O que fazer >>
a – Copie o trecho do texto sobre a doença de Alzheimer, tudo desde "Na obesidade, tal" até "estimada em 7%.", mas substitua "obesidade" por "adiposidade".
b – Responda com base no texto sobre a doença de Alzheimer:
(i) Em Portugal, que percentagem da população acima de 60 anos se estima que sofra de demência?
(ii) Que percentagem de casos de doença de Alzheimer se atribui à diabetes?
(iii) Nos Estados Unidos da América, em quanto se estima a percentagem de casos atribuíveis a obesidade?
c – Escreva a continuação do texto sobre a doença de Alzheimer, a partir da última frase apresentada.

Texto fornecido >>
----------
Da mesma forma é possível identificar estratégias de prevenção das doenças neurodegenerativas em que devemos investir, sobretudo na doença de Alzheimer, demência mais prevalente, uma vez que não existem ainda tratamentos modificadores da doença, que interfiram com a sua progressão biológica.

Em Portugal estima-se que cerca de 6% da população acima de 60 anos sofra de demência, número que crescerá nos próximos anos devido ao envelhecimento, com custos directos e indirectos muito elevados.

Há alguma evidência que factores do estilo de vida podem influenciar a doença de Alzheimer, tal como a doença cardiovascular. Estudos epidemiológicos que têm sido replicados mostram que a dieta mediterrânica, o exercício físico, a actividade intelectual e social, podem reduzir este risco.

Que população está potencialmente em risco de desenvolver demência? O caso mais comum da pessoa com queixas de memória está em risco de vir a sofrer de doença de Alzheimer? Sim, se as suas queixas são reconhecidas e corroboradas por terceiros e se exames neuropsicológicos comprovarem este défice, apesar de manter actividades de vida diária normais. Esta situação que denominamos de perturbação neuro cognitiva ligeira constitui um reconhecido factor de risco de evolução para demência.

Numa metaanálise publicada na revista Lancet Neurology calculou-se estatisticamente a proporção de pessoas numa população com uma doença que pode ser atribuída a um dado factor de risco.

A hipertensão arterial que ocorre na idade média da vida está consistentemente associada a um risco aumentado de doença de Alzheimer no idoso. Estima-se que 5% de casos de doença de Alzheimer podem potencialmente atribuir-se à hipertensão arterial na idade média da vida. De igual modo 2% de casos de doença de Alzheimer atribuem-se a diabetes.

Na obesidade, tal como na hipertensão arterial, há evidência que a associação entre o excesso de peso e a doença de Alzheimer pode variar com a idade. A obesidade na idade média da vida está associada com significativo risco de demência, enquanto a obesidade na idade avançada constitui um risco reduzido. Calcula-se, de acordo com esta publicação, que cerca de 2% dos casos de doença de Alzheimer em todo o mundo sejam potencialmente atribuíveis a obesidade. No entanto este valor tem variação geográfica: nos Estados Unidos da América a percentagem é significativamente maior, estimada em 7%.
----------
Informação fornecida >>

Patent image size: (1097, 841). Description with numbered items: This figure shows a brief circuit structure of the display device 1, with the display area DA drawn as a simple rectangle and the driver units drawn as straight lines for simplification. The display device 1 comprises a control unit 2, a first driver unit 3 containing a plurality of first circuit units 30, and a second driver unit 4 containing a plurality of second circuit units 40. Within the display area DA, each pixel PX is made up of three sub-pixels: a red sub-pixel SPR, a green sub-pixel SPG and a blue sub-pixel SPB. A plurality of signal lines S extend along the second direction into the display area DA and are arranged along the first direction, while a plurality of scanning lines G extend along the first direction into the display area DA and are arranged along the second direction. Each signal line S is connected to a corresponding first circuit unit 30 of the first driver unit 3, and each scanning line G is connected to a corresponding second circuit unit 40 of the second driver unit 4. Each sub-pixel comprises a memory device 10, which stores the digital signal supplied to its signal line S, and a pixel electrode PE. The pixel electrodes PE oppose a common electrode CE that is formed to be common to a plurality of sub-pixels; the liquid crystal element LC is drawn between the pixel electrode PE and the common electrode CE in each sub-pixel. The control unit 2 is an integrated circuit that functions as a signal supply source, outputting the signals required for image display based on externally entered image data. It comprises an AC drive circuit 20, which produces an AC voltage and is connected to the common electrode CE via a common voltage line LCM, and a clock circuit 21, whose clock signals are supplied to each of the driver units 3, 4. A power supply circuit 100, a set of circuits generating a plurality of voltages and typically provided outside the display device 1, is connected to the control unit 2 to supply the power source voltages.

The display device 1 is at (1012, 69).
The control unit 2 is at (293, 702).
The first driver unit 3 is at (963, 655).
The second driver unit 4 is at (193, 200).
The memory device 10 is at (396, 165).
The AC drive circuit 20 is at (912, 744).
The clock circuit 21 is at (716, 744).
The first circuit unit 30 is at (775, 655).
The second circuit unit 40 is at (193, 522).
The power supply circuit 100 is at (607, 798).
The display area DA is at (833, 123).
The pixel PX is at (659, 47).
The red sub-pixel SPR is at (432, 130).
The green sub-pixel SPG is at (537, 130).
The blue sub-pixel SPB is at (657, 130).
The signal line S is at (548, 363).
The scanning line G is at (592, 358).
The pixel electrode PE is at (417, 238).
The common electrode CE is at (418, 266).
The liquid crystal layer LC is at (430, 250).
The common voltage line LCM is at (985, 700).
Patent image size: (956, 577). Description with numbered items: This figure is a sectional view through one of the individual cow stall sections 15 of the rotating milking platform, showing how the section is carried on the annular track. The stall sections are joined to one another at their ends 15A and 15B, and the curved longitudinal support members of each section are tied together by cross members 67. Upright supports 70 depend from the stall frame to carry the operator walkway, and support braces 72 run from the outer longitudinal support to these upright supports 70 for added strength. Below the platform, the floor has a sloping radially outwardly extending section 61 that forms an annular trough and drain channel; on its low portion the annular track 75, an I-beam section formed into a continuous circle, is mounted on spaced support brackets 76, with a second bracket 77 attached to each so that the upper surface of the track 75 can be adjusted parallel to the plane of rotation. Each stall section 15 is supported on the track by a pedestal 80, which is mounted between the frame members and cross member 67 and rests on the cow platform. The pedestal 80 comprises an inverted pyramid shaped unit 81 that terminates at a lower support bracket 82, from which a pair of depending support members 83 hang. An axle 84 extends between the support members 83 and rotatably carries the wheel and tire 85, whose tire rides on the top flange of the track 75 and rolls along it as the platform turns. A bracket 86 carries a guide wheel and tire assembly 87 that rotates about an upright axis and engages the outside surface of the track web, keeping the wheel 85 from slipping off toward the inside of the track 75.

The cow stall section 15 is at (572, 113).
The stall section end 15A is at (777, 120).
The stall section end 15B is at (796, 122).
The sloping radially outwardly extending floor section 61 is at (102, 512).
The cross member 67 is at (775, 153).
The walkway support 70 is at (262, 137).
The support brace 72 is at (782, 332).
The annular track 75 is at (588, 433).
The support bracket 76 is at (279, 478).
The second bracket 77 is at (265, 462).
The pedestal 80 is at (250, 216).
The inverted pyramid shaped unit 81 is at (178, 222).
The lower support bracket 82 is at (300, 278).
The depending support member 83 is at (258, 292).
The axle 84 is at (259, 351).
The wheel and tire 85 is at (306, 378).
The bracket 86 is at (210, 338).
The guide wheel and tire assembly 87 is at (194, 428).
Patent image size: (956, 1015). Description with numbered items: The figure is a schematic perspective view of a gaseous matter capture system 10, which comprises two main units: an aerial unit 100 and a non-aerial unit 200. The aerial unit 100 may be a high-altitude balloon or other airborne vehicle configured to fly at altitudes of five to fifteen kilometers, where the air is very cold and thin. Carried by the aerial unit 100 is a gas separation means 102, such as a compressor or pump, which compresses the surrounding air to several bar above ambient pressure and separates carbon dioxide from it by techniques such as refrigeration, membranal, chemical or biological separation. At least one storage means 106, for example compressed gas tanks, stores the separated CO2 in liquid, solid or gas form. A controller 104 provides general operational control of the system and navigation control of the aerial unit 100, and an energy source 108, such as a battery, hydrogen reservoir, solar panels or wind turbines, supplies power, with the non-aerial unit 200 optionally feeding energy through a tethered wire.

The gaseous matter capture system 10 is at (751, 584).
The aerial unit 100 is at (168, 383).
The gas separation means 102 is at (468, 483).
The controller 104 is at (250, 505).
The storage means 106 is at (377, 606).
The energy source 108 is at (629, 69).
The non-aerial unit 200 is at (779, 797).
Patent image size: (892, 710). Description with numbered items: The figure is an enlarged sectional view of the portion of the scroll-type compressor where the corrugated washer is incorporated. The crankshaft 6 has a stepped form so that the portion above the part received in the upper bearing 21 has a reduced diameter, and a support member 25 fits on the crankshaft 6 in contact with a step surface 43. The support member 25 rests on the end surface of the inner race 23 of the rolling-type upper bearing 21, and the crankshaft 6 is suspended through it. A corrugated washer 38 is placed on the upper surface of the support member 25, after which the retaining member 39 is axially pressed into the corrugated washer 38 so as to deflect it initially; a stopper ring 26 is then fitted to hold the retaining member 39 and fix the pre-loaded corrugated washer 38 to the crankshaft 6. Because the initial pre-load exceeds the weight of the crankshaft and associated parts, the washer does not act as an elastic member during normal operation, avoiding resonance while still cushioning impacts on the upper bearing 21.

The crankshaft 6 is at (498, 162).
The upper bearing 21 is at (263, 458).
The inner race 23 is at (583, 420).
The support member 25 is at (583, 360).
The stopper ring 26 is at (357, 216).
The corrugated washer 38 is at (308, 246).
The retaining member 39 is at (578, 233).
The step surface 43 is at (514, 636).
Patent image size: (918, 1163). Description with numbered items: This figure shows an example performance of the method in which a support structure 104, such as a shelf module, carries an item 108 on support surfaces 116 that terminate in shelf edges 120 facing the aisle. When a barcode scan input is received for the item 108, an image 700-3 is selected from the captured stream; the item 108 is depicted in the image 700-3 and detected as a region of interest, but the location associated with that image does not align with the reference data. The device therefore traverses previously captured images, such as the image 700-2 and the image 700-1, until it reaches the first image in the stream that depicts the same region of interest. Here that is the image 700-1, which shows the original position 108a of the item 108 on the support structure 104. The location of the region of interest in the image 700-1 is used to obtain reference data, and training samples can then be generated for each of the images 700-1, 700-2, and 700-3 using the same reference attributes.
----------
Respostas abaixo >>
a –
Na adiposidade, tal como na hipertensão arterial, há evidência que a associação entre o excesso de peso e a doença de Alzheimer pode variar com a idade. A adiposidade na idade média da vida está associada com significativo risco de demência, enquanto a adiposidade na idade avançada constitui um risco reduzido. Calcula-se, de acordo com esta publicação, que cerca de 2% dos casos de doença de Alzheimer em todo o mundo sejam potencialmente atribuíveis a adiposidade. No entanto este valor tem variação geográfica: nos Estados Unidos da América a percentagem é significativamente maior, estimada em 7%.

b –
(i) Cerca de 6%.
(ii) 2%.
(iii) 7%.

c –
A inactividade física, factor frequentemente associado à obesidade e ao avanço etário, constitui por si só um importante factor de risco, estimando-se ser responsável por 13% dos casos de demência por doença de Alzheimer. O exercício físico aumenta a produção do Factor de Crescimento Neuronal e substâncias relacionadas, o que promove a formação de células nervosas e da conexão entre si.

A obesidade, enquanto excesso patológico de tecido adiposo, está também associada a outras doenças como diabetes, hipertensão arterial, excesso de colesterol e triglicéridos, cancro, doenças cardiovasculares, articulares e respiratórias. A medida da adiposidade acumulada na cintura constitui um bom indicador dos seus potenciais efeitos adversos.

O tecido adiposo tem sido visto tradicionalmente como um depósito passivo de energia na forma de gordura. Contudo, há evidência científica que se trata de um tecido metabolicamente activo. As suas células, adipócitos, produzem uma série de moléculas com efeitos noutros tecidos, designadamente no sistema nervoso. Embora não seja claro que estejam directamente relacionadas com a doença de Alzheimer, algumas destas substâncias, como a leptina, directamente relacionada com a adiposidade, tem efeitos no desenvolvimento cerebral e potencialmente na cognição e envelhecimento, influenciando processos de memória e de aprendizagem.

Em tempos de pandemia não podemos esquecer estas patologias com enorme impacto económico e na qualidade de vida. Devemos continuar a dar-lhes a atenção devida pela importância epidemiológica que têm. O seu despiste e tratamento não deve ser adiado pela sensação de medo e insegurança que vem instalando na sociedade.

Estes e outros factores de risco não genéticos e por isso potencialmente modificáveis pelo estilo de vida e tratamentos médicos poupariam anualmente milhões de casos de doença de Alzheimer em todo o mundo.